Task goal:
Extract all lines from the data beneath that include the word "annotations".

* * *

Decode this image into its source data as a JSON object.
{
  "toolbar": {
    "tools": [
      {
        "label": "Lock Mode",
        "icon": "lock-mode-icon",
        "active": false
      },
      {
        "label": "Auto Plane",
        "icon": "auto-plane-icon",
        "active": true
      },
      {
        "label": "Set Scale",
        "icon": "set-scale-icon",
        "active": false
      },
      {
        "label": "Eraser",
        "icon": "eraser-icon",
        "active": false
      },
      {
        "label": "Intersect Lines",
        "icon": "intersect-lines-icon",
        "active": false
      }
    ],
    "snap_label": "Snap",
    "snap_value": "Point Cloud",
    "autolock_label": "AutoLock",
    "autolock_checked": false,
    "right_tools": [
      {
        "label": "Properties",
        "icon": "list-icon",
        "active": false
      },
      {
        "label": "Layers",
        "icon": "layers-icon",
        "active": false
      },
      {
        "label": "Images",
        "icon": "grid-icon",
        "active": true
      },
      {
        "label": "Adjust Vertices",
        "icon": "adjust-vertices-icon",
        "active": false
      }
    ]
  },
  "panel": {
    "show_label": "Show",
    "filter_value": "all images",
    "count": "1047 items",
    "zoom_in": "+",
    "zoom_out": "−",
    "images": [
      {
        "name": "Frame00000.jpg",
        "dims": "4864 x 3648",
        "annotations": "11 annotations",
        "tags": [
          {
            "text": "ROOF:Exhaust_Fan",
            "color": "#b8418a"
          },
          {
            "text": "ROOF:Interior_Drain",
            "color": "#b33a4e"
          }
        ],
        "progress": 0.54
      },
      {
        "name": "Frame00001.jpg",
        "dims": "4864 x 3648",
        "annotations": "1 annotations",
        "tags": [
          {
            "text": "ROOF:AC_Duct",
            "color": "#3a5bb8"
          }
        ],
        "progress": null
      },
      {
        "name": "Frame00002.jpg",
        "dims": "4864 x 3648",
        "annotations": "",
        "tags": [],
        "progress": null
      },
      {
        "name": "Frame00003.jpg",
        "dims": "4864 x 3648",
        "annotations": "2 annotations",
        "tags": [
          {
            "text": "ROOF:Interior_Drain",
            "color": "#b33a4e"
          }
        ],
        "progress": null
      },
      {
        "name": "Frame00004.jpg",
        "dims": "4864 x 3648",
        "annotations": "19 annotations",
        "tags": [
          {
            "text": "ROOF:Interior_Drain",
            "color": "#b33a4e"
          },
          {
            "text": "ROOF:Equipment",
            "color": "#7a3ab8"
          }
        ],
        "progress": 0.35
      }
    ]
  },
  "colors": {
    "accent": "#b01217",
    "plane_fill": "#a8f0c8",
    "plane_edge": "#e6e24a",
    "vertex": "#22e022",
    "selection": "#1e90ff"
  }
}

* * *

Solution:
        "annotations": "11 annotations",
        "annotations": "1 annotations",
        "annotations": "",
        "annotations": "2 annotations",
        "annotations": "19 annotations",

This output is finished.